## [Рабочие задания]
A) Объясните, ради чего, по словам из отрывка о неоконсерваторах, посткапиталистические элиты разрушают мораль, общество и государство.
B) Верните дословно часть отрывка о неоконсерваторах, начиная со слов «Ни Чейни, ни» и заканчивая словами «скажем так, информация.».

---------- Фрагмент документа ----------

Содержательное единство 2001-2006 - Кургинян Сергей Ервандович. Страница 135
Сегодня неоконсерваторы правят бал в американской и мировой политике. Точнее, еще вчера они его правили. А сейчас их атакуют. Но очень важно понять, что все эти ныне крупные политики (и невысокого полета философы), типа атакуемых сейчас Либби или Вулфовица, были тогда в положении наших "шестидесятников". Они начали восходить и тут же были остановлены. Может, не так круто, как у нас. Но тоже достаточно круто. Это все были "родные или двоюродные братья по ситуации" наших Шатрова и Аджубея. Они не могли ни на что реально влиять, даже если они сидели не на своих кухнях под угрозой потери партбилета, а в Министерстве обороны США, Госдепе или "мозговых центрах". Они там сидели и говорили, что новые "культурные элиты", антибуржуазные и антиморальные, вступили в заговор с тем, чтобы уничтожить мир.
Ни Чейни, ни Вулфовиц, ни Рамсфелд, ни Либби, ни кто-то из них еще и сейчас не заявят это публично в каком-нибудь зале. Но, если они соберутся в одной комнате узким кругом, они скажут, что вся гниль – в Нью-Йорке, что там заговор, что в основе заговора – посткапиталистические элиты, которые хотят продвинуть на лидирующие позиции "культурный символический капитал" вместо классического буржуазного капитала и ради этого разрушают мораль, общество и государство. Я знаю, что говорю; это не вопрос моей собственной идеологической ориентации или оценки, это уже, скажем так, информация.

---------- Исходные данные ----------

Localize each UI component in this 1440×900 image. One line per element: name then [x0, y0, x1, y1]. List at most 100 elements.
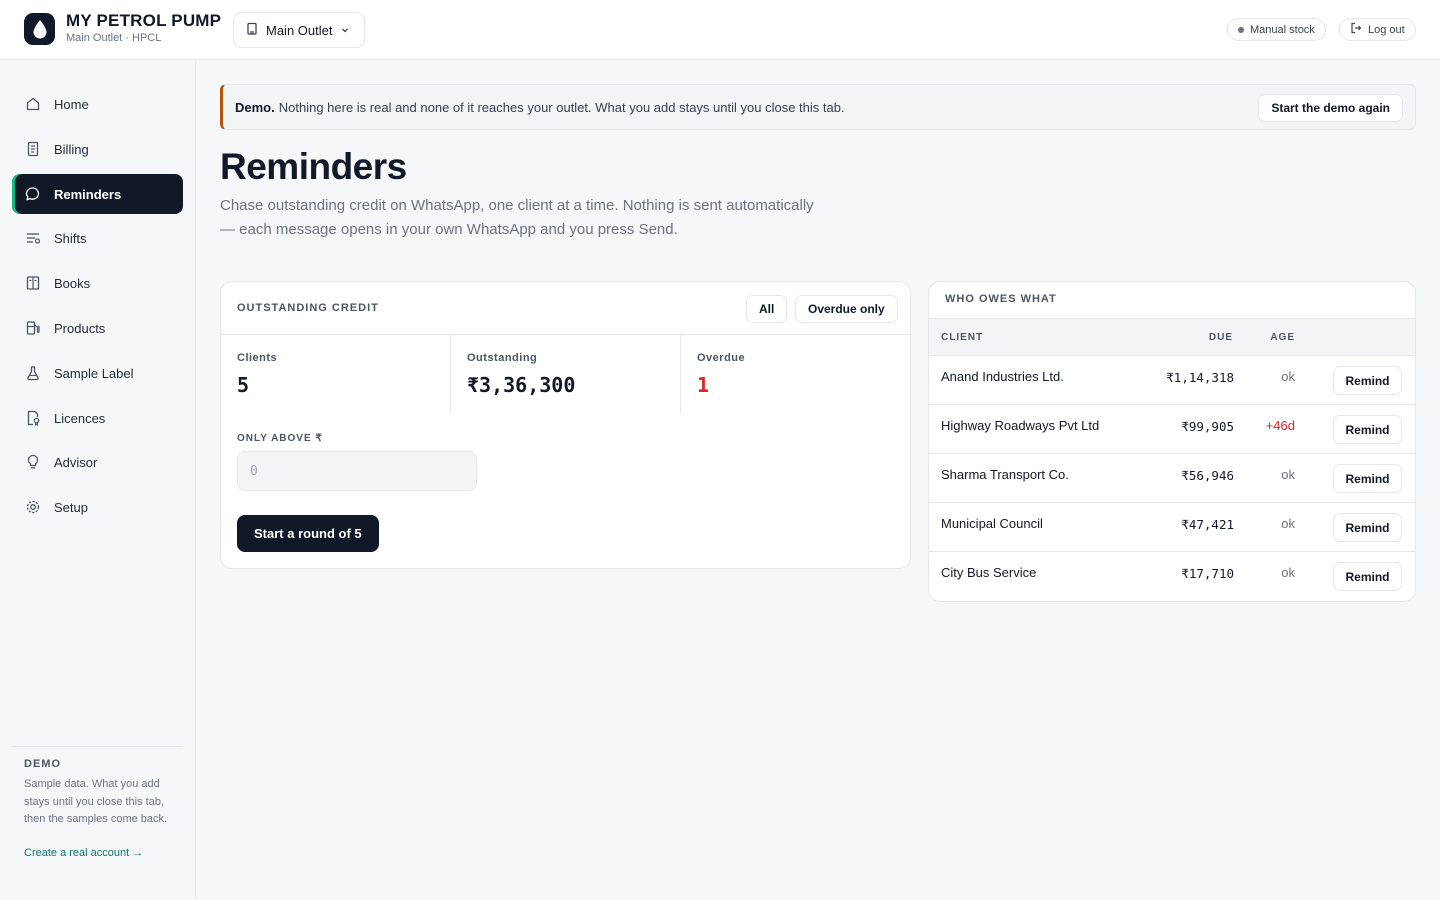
sidebar-item-reminders[interactable]: Reminders: [12, 174, 183, 214]
home-icon: [24, 96, 41, 113]
table-header: CLIENT DUE AGE: [929, 318, 1415, 356]
gear-icon: [24, 499, 41, 516]
table-row: Sharma Transport Co. ₹56,946 ok Remind: [929, 454, 1415, 503]
stat-label: Overdue: [697, 352, 746, 364]
manual-stock-label: Manual stock: [1250, 23, 1315, 36]
sidebar-item-label: Licences: [54, 410, 106, 426]
manual-stock-badge[interactable]: Manual stock: [1227, 18, 1326, 41]
banner-bold: Demo.: [235, 99, 275, 115]
client-name: Sharma Transport Co.: [941, 467, 1069, 482]
filter-all-button[interactable]: All: [746, 295, 788, 323]
lightbulb-icon: [24, 454, 41, 471]
sidebar-item-label: Products: [54, 320, 106, 336]
sidebar-item-label: Billing: [54, 141, 89, 157]
stat-value: 1: [697, 373, 710, 397]
sidebar-item-label: Setup: [54, 499, 88, 515]
sidebar-divider: [12, 746, 183, 747]
sidebar-item-setup[interactable]: Setup: [12, 487, 183, 527]
sidebar-item-products[interactable]: Products: [12, 308, 183, 348]
demo-text: Sample data. What you add stays until yo…: [24, 778, 168, 825]
sidebar-item-sample-label[interactable]: Sample Label: [12, 353, 183, 393]
flask-icon: [24, 365, 41, 382]
receipt-icon: [24, 141, 41, 158]
due-amount: ₹99,905: [1181, 419, 1234, 434]
table-row: City Bus Service ₹17,710 ok Remind: [929, 552, 1415, 601]
card-heading: WHO OWES WHAT: [945, 293, 1057, 305]
chevron-down-icon: [340, 23, 350, 38]
age-status: ok: [1281, 565, 1295, 580]
sidebar-item-licences[interactable]: Licences: [12, 398, 183, 438]
app-title: MY PETROL PUMP: [66, 11, 222, 30]
stat-outstanding: Outstanding ₹3,36,300: [451, 335, 681, 413]
fuel-pump-icon: [24, 320, 41, 337]
sidebar-item-label: Home: [54, 96, 89, 112]
stat-overdue: Overdue 1: [681, 335, 911, 413]
top-bar: MY PETROL PUMP Main Outlet · HPCL Main O…: [0, 0, 1440, 60]
filter-overdue-button[interactable]: Overdue only: [795, 295, 898, 323]
table-row: Highway Roadways Pvt Ltd ₹99,905 +46d Re…: [929, 405, 1415, 454]
table-row: Anand Industries Ltd. ₹1,14,318 ok Remin…: [929, 356, 1415, 405]
chat-bubble-icon: [24, 186, 41, 203]
demo-banner: Demo. Nothing here is real and none of i…: [220, 84, 1416, 130]
demo-title: DEMO: [24, 758, 61, 770]
sidebar-item-label: Sample Label: [54, 365, 134, 381]
client-name: Anand Industries Ltd.: [941, 369, 1064, 384]
outlet-select-value: Main Outlet: [266, 22, 333, 38]
stat-label: Clients: [237, 352, 278, 364]
restart-demo-button[interactable]: Start the demo again: [1258, 94, 1403, 122]
column-header-age: AGE: [1270, 332, 1295, 343]
create-account-link[interactable]: Create a real account →: [24, 847, 143, 859]
sidebar-item-billing[interactable]: Billing: [12, 129, 183, 169]
stat-clients: Clients 5: [221, 335, 451, 413]
logout-icon: [1350, 22, 1362, 37]
client-name: Municipal Council: [941, 516, 1043, 531]
only-above-label: ONLY ABOVE ₹: [237, 433, 323, 444]
status-dot-icon: [1238, 26, 1244, 33]
book-icon: [24, 275, 41, 292]
due-amount: ₹1,14,318: [1166, 370, 1234, 385]
client-name: City Bus Service: [941, 565, 1037, 580]
stat-value: ₹3,36,300: [467, 373, 576, 397]
start-round-button[interactable]: Start a round of 5: [237, 515, 379, 552]
remind-button[interactable]: Remind: [1333, 562, 1402, 591]
column-header-client: CLIENT: [941, 332, 984, 343]
remind-button[interactable]: Remind: [1333, 366, 1402, 395]
remind-button[interactable]: Remind: [1333, 513, 1402, 542]
remind-button[interactable]: Remind: [1333, 464, 1402, 493]
due-amount: ₹17,710: [1181, 566, 1234, 581]
sidebar: Home Billing Reminders Shifts Books Prod…: [0, 60, 196, 900]
due-amount: ₹56,946: [1181, 468, 1234, 483]
due-amount: ₹47,421: [1181, 517, 1234, 532]
sidebar-item-advisor[interactable]: Advisor: [12, 442, 183, 482]
outstanding-credit-card: OUTSTANDING CREDIT All Overdue only Clie…: [220, 281, 911, 569]
card-heading: OUTSTANDING CREDIT: [237, 302, 379, 314]
sidebar-item-label: Books: [54, 275, 91, 291]
sidebar-item-label: Advisor: [54, 454, 98, 470]
sidebar-item-books[interactable]: Books: [12, 263, 183, 303]
logout-button[interactable]: Log out: [1339, 18, 1416, 41]
column-header-due: DUE: [1208, 332, 1233, 343]
app-subtitle: Main Outlet · HPCL: [66, 32, 162, 44]
only-above-input[interactable]: [237, 451, 477, 491]
outlet-select[interactable]: Main Outlet: [233, 12, 365, 48]
client-name: Highway Roadways Pvt Ltd: [941, 418, 1100, 433]
stat-label: Outstanding: [467, 352, 538, 364]
who-owes-card: WHO OWES WHAT CLIENT DUE AGE Anand Indus…: [928, 281, 1416, 602]
sidebar-item-label: Reminders: [54, 186, 122, 202]
building-icon: [246, 22, 258, 38]
shifts-icon: [24, 230, 41, 247]
remind-button[interactable]: Remind: [1333, 415, 1402, 444]
certificate-icon: [24, 410, 41, 427]
banner-text: Nothing here is real and none of it reac…: [278, 99, 845, 115]
stat-value: 5: [237, 373, 250, 397]
sidebar-item-home[interactable]: Home: [12, 84, 183, 124]
logout-label: Log out: [1368, 23, 1405, 36]
age-status: +46d: [1265, 418, 1295, 433]
sidebar-item-label: Shifts: [54, 230, 87, 246]
page-description: Chase outstanding credit on WhatsApp, on…: [220, 197, 814, 238]
fuel-drop-logo-icon: [24, 13, 55, 45]
age-status: ok: [1281, 369, 1295, 384]
sidebar-item-shifts[interactable]: Shifts: [12, 218, 183, 258]
page-title: Reminders: [220, 146, 407, 187]
age-status: ok: [1281, 467, 1295, 482]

----------

## [Решённые задачи]
A) Они делают это, чтобы продвинуть на лидирующие позиции «культурный символический капитал» вместо классического буржуазного капитала. Так, по отрывку, неоконсерваторы описали бы этот заговор в узком кругу.

B)
Ни Чейни, ни Вулфовиц, ни Рамсфелд, ни Либби, ни кто-то из них еще и сейчас не заявят это публично в каком-нибудь зале. Но, если они соберутся в одной комнате узким кругом, они скажут, что вся гниль – в Нью-Йорке, что там заговор, что в основе заговора – посткапиталистические элиты, которые хотят продвинуть на лидирующие позиции "культурный символический капитал" вместо классического буржуазного капитала и ради этого разрушают мораль, общество и государство. Я знаю, что говорю; это не вопрос моей собственной идеологической ориентации или оценки, это уже, скажем так, информация.